Data listing
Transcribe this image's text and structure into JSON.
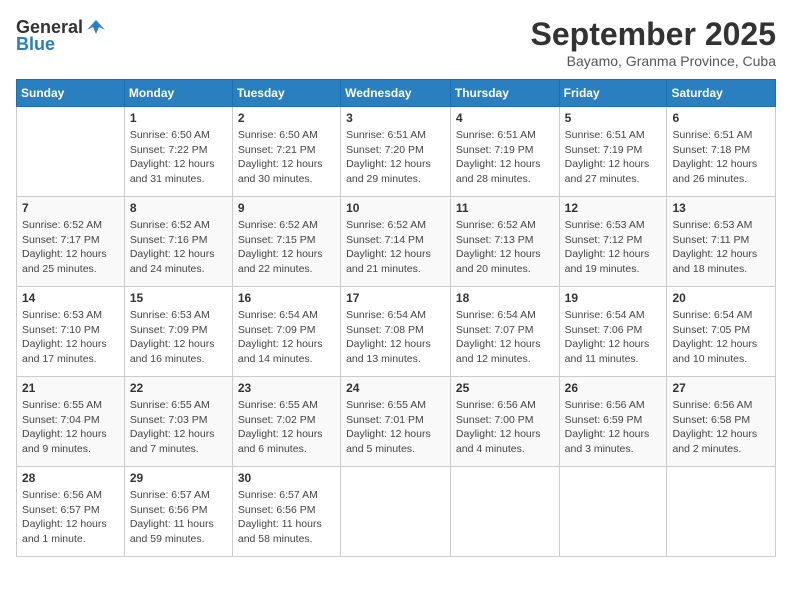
{
  "header": {
    "logo_general": "General",
    "logo_blue": "Blue",
    "month_title": "September 2025",
    "subtitle": "Bayamo, Granma Province, Cuba"
  },
  "weekdays": [
    "Sunday",
    "Monday",
    "Tuesday",
    "Wednesday",
    "Thursday",
    "Friday",
    "Saturday"
  ],
  "weeks": [
    [
      {
        "day": "",
        "info": ""
      },
      {
        "day": "1",
        "info": "Sunrise: 6:50 AM\nSunset: 7:22 PM\nDaylight: 12 hours\nand 31 minutes."
      },
      {
        "day": "2",
        "info": "Sunrise: 6:50 AM\nSunset: 7:21 PM\nDaylight: 12 hours\nand 30 minutes."
      },
      {
        "day": "3",
        "info": "Sunrise: 6:51 AM\nSunset: 7:20 PM\nDaylight: 12 hours\nand 29 minutes."
      },
      {
        "day": "4",
        "info": "Sunrise: 6:51 AM\nSunset: 7:19 PM\nDaylight: 12 hours\nand 28 minutes."
      },
      {
        "day": "5",
        "info": "Sunrise: 6:51 AM\nSunset: 7:19 PM\nDaylight: 12 hours\nand 27 minutes."
      },
      {
        "day": "6",
        "info": "Sunrise: 6:51 AM\nSunset: 7:18 PM\nDaylight: 12 hours\nand 26 minutes."
      }
    ],
    [
      {
        "day": "7",
        "info": "Sunrise: 6:52 AM\nSunset: 7:17 PM\nDaylight: 12 hours\nand 25 minutes."
      },
      {
        "day": "8",
        "info": "Sunrise: 6:52 AM\nSunset: 7:16 PM\nDaylight: 12 hours\nand 24 minutes."
      },
      {
        "day": "9",
        "info": "Sunrise: 6:52 AM\nSunset: 7:15 PM\nDaylight: 12 hours\nand 22 minutes."
      },
      {
        "day": "10",
        "info": "Sunrise: 6:52 AM\nSunset: 7:14 PM\nDaylight: 12 hours\nand 21 minutes."
      },
      {
        "day": "11",
        "info": "Sunrise: 6:52 AM\nSunset: 7:13 PM\nDaylight: 12 hours\nand 20 minutes."
      },
      {
        "day": "12",
        "info": "Sunrise: 6:53 AM\nSunset: 7:12 PM\nDaylight: 12 hours\nand 19 minutes."
      },
      {
        "day": "13",
        "info": "Sunrise: 6:53 AM\nSunset: 7:11 PM\nDaylight: 12 hours\nand 18 minutes."
      }
    ],
    [
      {
        "day": "14",
        "info": "Sunrise: 6:53 AM\nSunset: 7:10 PM\nDaylight: 12 hours\nand 17 minutes."
      },
      {
        "day": "15",
        "info": "Sunrise: 6:53 AM\nSunset: 7:09 PM\nDaylight: 12 hours\nand 16 minutes."
      },
      {
        "day": "16",
        "info": "Sunrise: 6:54 AM\nSunset: 7:09 PM\nDaylight: 12 hours\nand 14 minutes."
      },
      {
        "day": "17",
        "info": "Sunrise: 6:54 AM\nSunset: 7:08 PM\nDaylight: 12 hours\nand 13 minutes."
      },
      {
        "day": "18",
        "info": "Sunrise: 6:54 AM\nSunset: 7:07 PM\nDaylight: 12 hours\nand 12 minutes."
      },
      {
        "day": "19",
        "info": "Sunrise: 6:54 AM\nSunset: 7:06 PM\nDaylight: 12 hours\nand 11 minutes."
      },
      {
        "day": "20",
        "info": "Sunrise: 6:54 AM\nSunset: 7:05 PM\nDaylight: 12 hours\nand 10 minutes."
      }
    ],
    [
      {
        "day": "21",
        "info": "Sunrise: 6:55 AM\nSunset: 7:04 PM\nDaylight: 12 hours\nand 9 minutes."
      },
      {
        "day": "22",
        "info": "Sunrise: 6:55 AM\nSunset: 7:03 PM\nDaylight: 12 hours\nand 7 minutes."
      },
      {
        "day": "23",
        "info": "Sunrise: 6:55 AM\nSunset: 7:02 PM\nDaylight: 12 hours\nand 6 minutes."
      },
      {
        "day": "24",
        "info": "Sunrise: 6:55 AM\nSunset: 7:01 PM\nDaylight: 12 hours\nand 5 minutes."
      },
      {
        "day": "25",
        "info": "Sunrise: 6:56 AM\nSunset: 7:00 PM\nDaylight: 12 hours\nand 4 minutes."
      },
      {
        "day": "26",
        "info": "Sunrise: 6:56 AM\nSunset: 6:59 PM\nDaylight: 12 hours\nand 3 minutes."
      },
      {
        "day": "27",
        "info": "Sunrise: 6:56 AM\nSunset: 6:58 PM\nDaylight: 12 hours\nand 2 minutes."
      }
    ],
    [
      {
        "day": "28",
        "info": "Sunrise: 6:56 AM\nSunset: 6:57 PM\nDaylight: 12 hours\nand 1 minute."
      },
      {
        "day": "29",
        "info": "Sunrise: 6:57 AM\nSunset: 6:56 PM\nDaylight: 11 hours\nand 59 minutes."
      },
      {
        "day": "30",
        "info": "Sunrise: 6:57 AM\nSunset: 6:56 PM\nDaylight: 11 hours\nand 58 minutes."
      },
      {
        "day": "",
        "info": ""
      },
      {
        "day": "",
        "info": ""
      },
      {
        "day": "",
        "info": ""
      },
      {
        "day": "",
        "info": ""
      }
    ]
  ]
}
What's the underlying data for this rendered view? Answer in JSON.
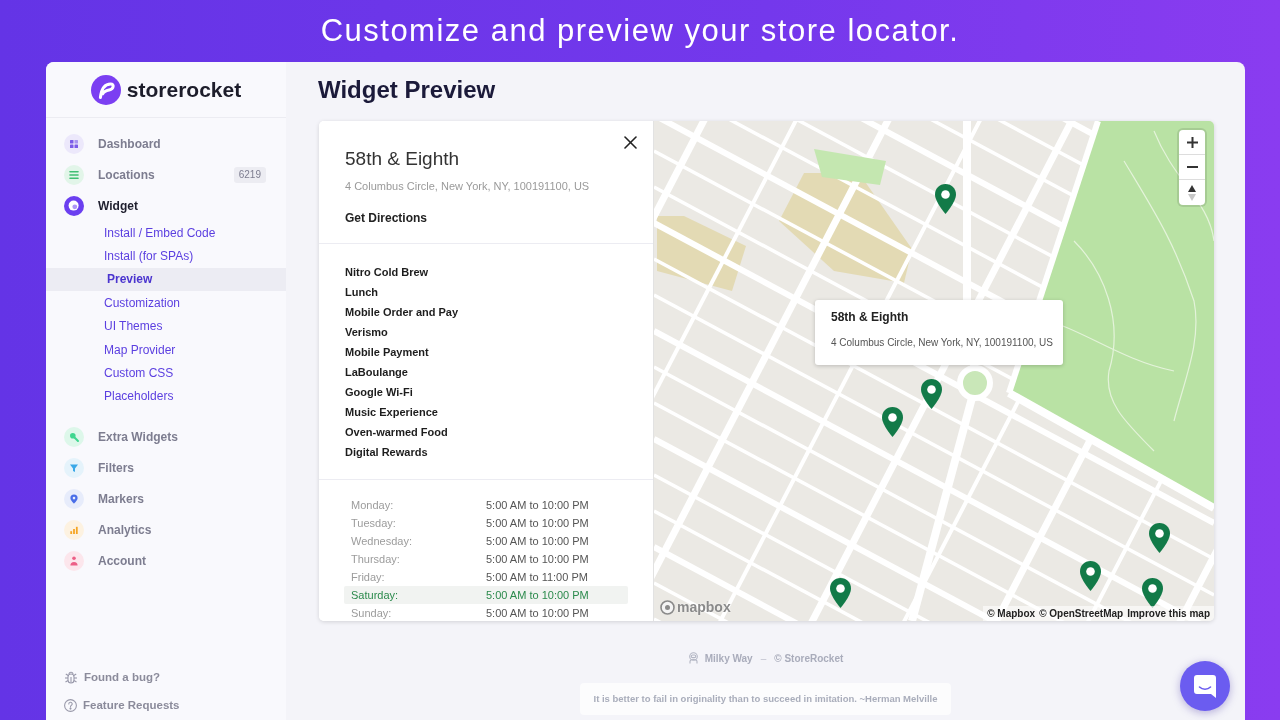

• Goal: Print every record above exactly as written, leaving out the pictures.

• Task solution:
Transcribe this image's text and structure into JSON.
{
  "header": {
    "logo_general": "General",
    "logo_blue": "Blue",
    "month_title": "September 2025",
    "subtitle": "Bayamo, Granma Province, Cuba"
  },
  "weekdays": [
    "Sunday",
    "Monday",
    "Tuesday",
    "Wednesday",
    "Thursday",
    "Friday",
    "Saturday"
  ],
  "weeks": [
    [
      {
        "day": "",
        "info": ""
      },
      {
        "day": "1",
        "info": "Sunrise: 6:50 AM\nSunset: 7:22 PM\nDaylight: 12 hours\nand 31 minutes."
      },
      {
        "day": "2",
        "info": "Sunrise: 6:50 AM\nSunset: 7:21 PM\nDaylight: 12 hours\nand 30 minutes."
      },
      {
        "day": "3",
        "info": "Sunrise: 6:51 AM\nSunset: 7:20 PM\nDaylight: 12 hours\nand 29 minutes."
      },
      {
        "day": "4",
        "info": "Sunrise: 6:51 AM\nSunset: 7:19 PM\nDaylight: 12 hours\nand 28 minutes."
      },
      {
        "day": "5",
        "info": "Sunrise: 6:51 AM\nSunset: 7:19 PM\nDaylight: 12 hours\nand 27 minutes."
      },
      {
        "day": "6",
        "info": "Sunrise: 6:51 AM\nSunset: 7:18 PM\nDaylight: 12 hours\nand 26 minutes."
      }
    ],
    [
      {
        "day": "7",
        "info": "Sunrise: 6:52 AM\nSunset: 7:17 PM\nDaylight: 12 hours\nand 25 minutes."
      },
      {
        "day": "8",
        "info": "Sunrise: 6:52 AM\nSunset: 7:16 PM\nDaylight: 12 hours\nand 24 minutes."
      },
      {
        "day": "9",
        "info": "Sunrise: 6:52 AM\nSunset: 7:15 PM\nDaylight: 12 hours\nand 22 minutes."
      },
      {
        "day": "10",
        "info": "Sunrise: 6:52 AM\nSunset: 7:14 PM\nDaylight: 12 hours\nand 21 minutes."
      },
      {
        "day": "11",
        "info": "Sunrise: 6:52 AM\nSunset: 7:13 PM\nDaylight: 12 hours\nand 20 minutes."
      },
      {
        "day": "12",
        "info": "Sunrise: 6:53 AM\nSunset: 7:12 PM\nDaylight: 12 hours\nand 19 minutes."
      },
      {
        "day": "13",
        "info": "Sunrise: 6:53 AM\nSunset: 7:11 PM\nDaylight: 12 hours\nand 18 minutes."
      }
    ],
    [
      {
        "day": "14",
        "info": "Sunrise: 6:53 AM\nSunset: 7:10 PM\nDaylight: 12 hours\nand 17 minutes."
      },
      {
        "day": "15",
        "info": "Sunrise: 6:53 AM\nSunset: 7:09 PM\nDaylight: 12 hours\nand 16 minutes."
      },
      {
        "day": "16",
        "info": "Sunrise: 6:54 AM\nSunset: 7:09 PM\nDaylight: 12 hours\nand 14 minutes."
      },
      {
        "day": "17",
        "info": "Sunrise: 6:54 AM\nSunset: 7:08 PM\nDaylight: 12 hours\nand 13 minutes."
      },
      {
        "day": "18",
        "info": "Sunrise: 6:54 AM\nSunset: 7:07 PM\nDaylight: 12 hours\nand 12 minutes."
      },
      {
        "day": "19",
        "info": "Sunrise: 6:54 AM\nSunset: 7:06 PM\nDaylight: 12 hours\nand 11 minutes."
      },
      {
        "day": "20",
        "info": "Sunrise: 6:54 AM\nSunset: 7:05 PM\nDaylight: 12 hours\nand 10 minutes."
      }
    ],
    [
      {
        "day": "21",
        "info": "Sunrise: 6:55 AM\nSunset: 7:04 PM\nDaylight: 12 hours\nand 9 minutes."
      },
      {
        "day": "22",
        "info": "Sunrise: 6:55 AM\nSunset: 7:03 PM\nDaylight: 12 hours\nand 7 minutes."
      },
      {
        "day": "23",
        "info": "Sunrise: 6:55 AM\nSunset: 7:02 PM\nDaylight: 12 hours\nand 6 minutes."
      },
      {
        "day": "24",
        "info": "Sunrise: 6:55 AM\nSunset: 7:01 PM\nDaylight: 12 hours\nand 5 minutes."
      },
      {
        "day": "25",
        "info": "Sunrise: 6:56 AM\nSunset: 7:00 PM\nDaylight: 12 hours\nand 4 minutes."
      },
      {
        "day": "26",
        "info": "Sunrise: 6:56 AM\nSunset: 6:59 PM\nDaylight: 12 hours\nand 3 minutes."
      },
      {
        "day": "27",
        "info": "Sunrise: 6:56 AM\nSunset: 6:58 PM\nDaylight: 12 hours\nand 2 minutes."
      }
    ],
    [
      {
        "day": "28",
        "info": "Sunrise: 6:56 AM\nSunset: 6:57 PM\nDaylight: 12 hours\nand 1 minute."
      },
      {
        "day": "29",
        "info": "Sunrise: 6:57 AM\nSunset: 6:56 PM\nDaylight: 11 hours\nand 59 minutes."
      },
      {
        "day": "30",
        "info": "Sunrise: 6:57 AM\nSunset: 6:56 PM\nDaylight: 11 hours\nand 58 minutes."
      },
      {
        "day": "",
        "info": ""
      },
      {
        "day": "",
        "info": ""
      },
      {
        "day": "",
        "info": ""
      },
      {
        "day": "",
        "info": ""
      }
    ]
  ]
}
What's the underlying data for this rendered view? Answer in JSON.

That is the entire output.